**What is needed:** Extract every line of the listing below and reproduce each one verbatim.

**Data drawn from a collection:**
□ □ □ □ □

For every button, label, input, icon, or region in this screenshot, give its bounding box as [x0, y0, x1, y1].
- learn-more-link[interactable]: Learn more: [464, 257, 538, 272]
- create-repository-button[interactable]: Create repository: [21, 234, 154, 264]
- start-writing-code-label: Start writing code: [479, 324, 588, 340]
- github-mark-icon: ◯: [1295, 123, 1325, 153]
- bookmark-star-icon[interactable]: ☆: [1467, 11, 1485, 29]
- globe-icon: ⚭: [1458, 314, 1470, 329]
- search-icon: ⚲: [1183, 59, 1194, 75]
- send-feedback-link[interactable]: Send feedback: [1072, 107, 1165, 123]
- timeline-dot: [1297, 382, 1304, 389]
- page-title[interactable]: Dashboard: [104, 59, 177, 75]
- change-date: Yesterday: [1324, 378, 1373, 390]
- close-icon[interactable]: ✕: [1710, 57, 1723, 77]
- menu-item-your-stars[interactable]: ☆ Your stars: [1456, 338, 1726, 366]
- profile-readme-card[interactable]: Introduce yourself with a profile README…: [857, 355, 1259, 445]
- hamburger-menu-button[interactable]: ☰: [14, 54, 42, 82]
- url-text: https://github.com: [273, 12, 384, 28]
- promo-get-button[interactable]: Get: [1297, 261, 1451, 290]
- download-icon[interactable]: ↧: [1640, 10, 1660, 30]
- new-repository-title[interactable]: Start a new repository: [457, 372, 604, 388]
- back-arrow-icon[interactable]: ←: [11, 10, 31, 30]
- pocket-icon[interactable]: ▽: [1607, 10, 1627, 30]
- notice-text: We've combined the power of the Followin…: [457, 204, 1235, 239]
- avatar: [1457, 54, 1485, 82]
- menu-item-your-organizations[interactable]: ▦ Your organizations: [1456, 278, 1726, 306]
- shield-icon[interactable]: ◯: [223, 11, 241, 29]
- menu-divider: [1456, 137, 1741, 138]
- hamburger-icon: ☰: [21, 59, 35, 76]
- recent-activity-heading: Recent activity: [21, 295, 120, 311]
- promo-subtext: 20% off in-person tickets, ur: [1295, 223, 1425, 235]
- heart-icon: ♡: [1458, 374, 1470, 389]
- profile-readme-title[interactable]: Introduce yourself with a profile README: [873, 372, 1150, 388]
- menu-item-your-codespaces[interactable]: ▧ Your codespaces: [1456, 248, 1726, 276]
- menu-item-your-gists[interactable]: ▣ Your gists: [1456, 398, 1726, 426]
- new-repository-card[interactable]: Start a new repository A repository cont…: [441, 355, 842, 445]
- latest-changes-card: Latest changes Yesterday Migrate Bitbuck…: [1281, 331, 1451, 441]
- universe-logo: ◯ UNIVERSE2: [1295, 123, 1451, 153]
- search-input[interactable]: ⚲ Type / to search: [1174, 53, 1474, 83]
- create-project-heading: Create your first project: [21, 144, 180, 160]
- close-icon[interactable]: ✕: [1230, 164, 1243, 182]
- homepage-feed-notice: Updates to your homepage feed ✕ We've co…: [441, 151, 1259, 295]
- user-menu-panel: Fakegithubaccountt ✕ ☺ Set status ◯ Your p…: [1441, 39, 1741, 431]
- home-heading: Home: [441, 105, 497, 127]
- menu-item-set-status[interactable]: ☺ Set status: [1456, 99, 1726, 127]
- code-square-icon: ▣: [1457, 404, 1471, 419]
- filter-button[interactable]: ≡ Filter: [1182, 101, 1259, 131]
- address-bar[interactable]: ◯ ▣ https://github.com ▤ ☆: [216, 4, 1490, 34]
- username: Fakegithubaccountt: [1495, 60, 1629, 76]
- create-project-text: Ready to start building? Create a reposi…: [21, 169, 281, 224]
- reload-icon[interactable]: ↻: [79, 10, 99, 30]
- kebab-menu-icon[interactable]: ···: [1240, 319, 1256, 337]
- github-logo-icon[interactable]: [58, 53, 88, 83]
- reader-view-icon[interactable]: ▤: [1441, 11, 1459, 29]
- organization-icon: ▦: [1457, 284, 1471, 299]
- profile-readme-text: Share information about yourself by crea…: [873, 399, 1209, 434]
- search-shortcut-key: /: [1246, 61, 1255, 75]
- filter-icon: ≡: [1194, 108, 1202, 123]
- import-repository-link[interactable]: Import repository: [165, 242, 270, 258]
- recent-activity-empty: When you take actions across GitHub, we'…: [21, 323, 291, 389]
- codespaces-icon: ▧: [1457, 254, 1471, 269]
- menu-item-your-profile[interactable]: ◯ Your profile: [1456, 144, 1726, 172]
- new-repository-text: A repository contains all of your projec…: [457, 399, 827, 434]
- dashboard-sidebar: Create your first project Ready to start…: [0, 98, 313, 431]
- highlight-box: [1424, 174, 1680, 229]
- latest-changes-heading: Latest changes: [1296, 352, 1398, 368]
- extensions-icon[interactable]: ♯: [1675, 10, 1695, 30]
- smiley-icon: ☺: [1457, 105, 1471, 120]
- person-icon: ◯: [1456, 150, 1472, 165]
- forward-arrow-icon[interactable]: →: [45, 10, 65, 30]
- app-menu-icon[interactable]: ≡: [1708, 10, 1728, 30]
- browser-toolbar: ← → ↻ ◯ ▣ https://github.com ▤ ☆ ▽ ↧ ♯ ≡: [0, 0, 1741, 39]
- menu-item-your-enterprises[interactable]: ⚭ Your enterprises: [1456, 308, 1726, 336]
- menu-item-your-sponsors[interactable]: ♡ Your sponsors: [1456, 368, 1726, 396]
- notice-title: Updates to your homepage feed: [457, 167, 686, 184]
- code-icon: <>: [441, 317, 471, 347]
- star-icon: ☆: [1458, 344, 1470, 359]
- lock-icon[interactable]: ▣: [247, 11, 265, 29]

□ □ □ □ □

**Reply:**
For every button, label, input, icon, or region in this screenshot, give its bounding box as [x0, y0, x1, y1].
- learn-more-link[interactable]: Learn more: [464, 257, 538, 272]
- create-repository-button[interactable]: Create repository: [21, 234, 154, 264]
- start-writing-code-label: Start writing code: [479, 324, 588, 340]
- github-mark-icon: ◯: [1295, 123, 1325, 153]
- bookmark-star-icon[interactable]: ☆: [1467, 11, 1485, 29]
- globe-icon: ⚭: [1458, 314, 1470, 329]
- search-icon: ⚲: [1183, 59, 1194, 75]
- send-feedback-link[interactable]: Send feedback: [1072, 107, 1165, 123]
- timeline-dot: [1297, 382, 1304, 389]
- page-title[interactable]: Dashboard: [104, 59, 177, 75]
- change-date: Yesterday: [1324, 378, 1373, 390]
- close-icon[interactable]: ✕: [1710, 57, 1723, 77]
- menu-item-your-stars[interactable]: ☆ Your stars: [1456, 338, 1726, 366]
- profile-readme-card[interactable]: Introduce yourself with a profile README…: [857, 355, 1259, 445]
- hamburger-menu-button[interactable]: ☰: [14, 54, 42, 82]
- url-text: https://github.com: [273, 12, 384, 28]
- promo-get-button[interactable]: Get: [1297, 261, 1451, 290]
- download-icon[interactable]: ↧: [1640, 10, 1660, 30]
- new-repository-title[interactable]: Start a new repository: [457, 372, 604, 388]
- back-arrow-icon[interactable]: ←: [11, 10, 31, 30]
- pocket-icon[interactable]: ▽: [1607, 10, 1627, 30]
- notice-text: We've combined the power of the Followin…: [457, 204, 1235, 239]
- avatar: [1457, 54, 1485, 82]
- menu-item-your-organizations[interactable]: ▦ Your organizations: [1456, 278, 1726, 306]
- shield-icon[interactable]: ◯: [223, 11, 241, 29]
- menu-divider: [1456, 137, 1741, 138]
- hamburger-icon: ☰: [21, 59, 35, 76]
- recent-activity-heading: Recent activity: [21, 295, 120, 311]
- promo-subtext: 20% off in-person tickets, ur: [1295, 223, 1425, 235]
- heart-icon: ♡: [1458, 374, 1470, 389]
- profile-readme-title[interactable]: Introduce yourself with a profile README: [873, 372, 1150, 388]
- menu-item-your-codespaces[interactable]: ▧ Your codespaces: [1456, 248, 1726, 276]
- menu-item-your-gists[interactable]: ▣ Your gists: [1456, 398, 1726, 426]
- new-repository-card[interactable]: Start a new repository A repository cont…: [441, 355, 842, 445]
- latest-changes-card: Latest changes Yesterday Migrate Bitbuck…: [1281, 331, 1451, 441]
- universe-logo: ◯ UNIVERSE2: [1295, 123, 1451, 153]
- search-input[interactable]: ⚲ Type / to search: [1174, 53, 1474, 83]
- create-project-heading: Create your first project: [21, 144, 180, 160]
- close-icon[interactable]: ✕: [1230, 164, 1243, 182]
- homepage-feed-notice: Updates to your homepage feed ✕ We've co…: [441, 151, 1259, 295]
- user-menu-panel: Fakegithubaccountt ✕ ☺ Set status ◯ Your p…: [1441, 39, 1741, 431]
- home-heading: Home: [441, 105, 497, 127]
- menu-item-set-status[interactable]: ☺ Set status: [1456, 99, 1726, 127]
- code-square-icon: ▣: [1457, 404, 1471, 419]
- filter-button[interactable]: ≡ Filter: [1182, 101, 1259, 131]
- address-bar[interactable]: ◯ ▣ https://github.com ▤ ☆: [216, 4, 1490, 34]
- username: Fakegithubaccountt: [1495, 60, 1629, 76]
- create-project-text: Ready to start building? Create a reposi…: [21, 169, 281, 224]
- reload-icon[interactable]: ↻: [79, 10, 99, 30]
- kebab-menu-icon[interactable]: ···: [1240, 319, 1256, 337]
- github-logo-icon[interactable]: [58, 53, 88, 83]
- reader-view-icon[interactable]: ▤: [1441, 11, 1459, 29]
- organization-icon: ▦: [1457, 284, 1471, 299]
- profile-readme-text: Share information about yourself by crea…: [873, 399, 1209, 434]
- search-shortcut-key: /: [1246, 61, 1255, 75]
- filter-icon: ≡: [1194, 108, 1202, 123]
- import-repository-link[interactable]: Import repository: [165, 242, 270, 258]
- recent-activity-empty: When you take actions across GitHub, we'…: [21, 323, 291, 389]
- codespaces-icon: ▧: [1457, 254, 1471, 269]
- menu-item-your-profile[interactable]: ◯ Your profile: [1456, 144, 1726, 172]
- new-repository-text: A repository contains all of your projec…: [457, 399, 827, 434]
- dashboard-sidebar: Create your first project Ready to start…: [0, 98, 313, 431]
- highlight-box: [1424, 174, 1680, 229]
- latest-changes-heading: Latest changes: [1296, 352, 1398, 368]
- extensions-icon[interactable]: ♯: [1675, 10, 1695, 30]
- smiley-icon: ☺: [1457, 105, 1471, 120]
- person-icon: ◯: [1456, 150, 1472, 165]
- forward-arrow-icon[interactable]: →: [45, 10, 65, 30]
- app-menu-icon[interactable]: ≡: [1708, 10, 1728, 30]
- browser-toolbar: ← → ↻ ◯ ▣ https://github.com ▤ ☆ ▽ ↧ ♯ ≡: [0, 0, 1741, 39]
- menu-item-your-enterprises[interactable]: ⚭ Your enterprises: [1456, 308, 1726, 336]
- menu-item-your-sponsors[interactable]: ♡ Your sponsors: [1456, 368, 1726, 396]
- notice-title: Updates to your homepage feed: [457, 167, 686, 184]
- code-icon: <>: [441, 317, 471, 347]
- star-icon: ☆: [1458, 344, 1470, 359]
- lock-icon[interactable]: ▣: [247, 11, 265, 29]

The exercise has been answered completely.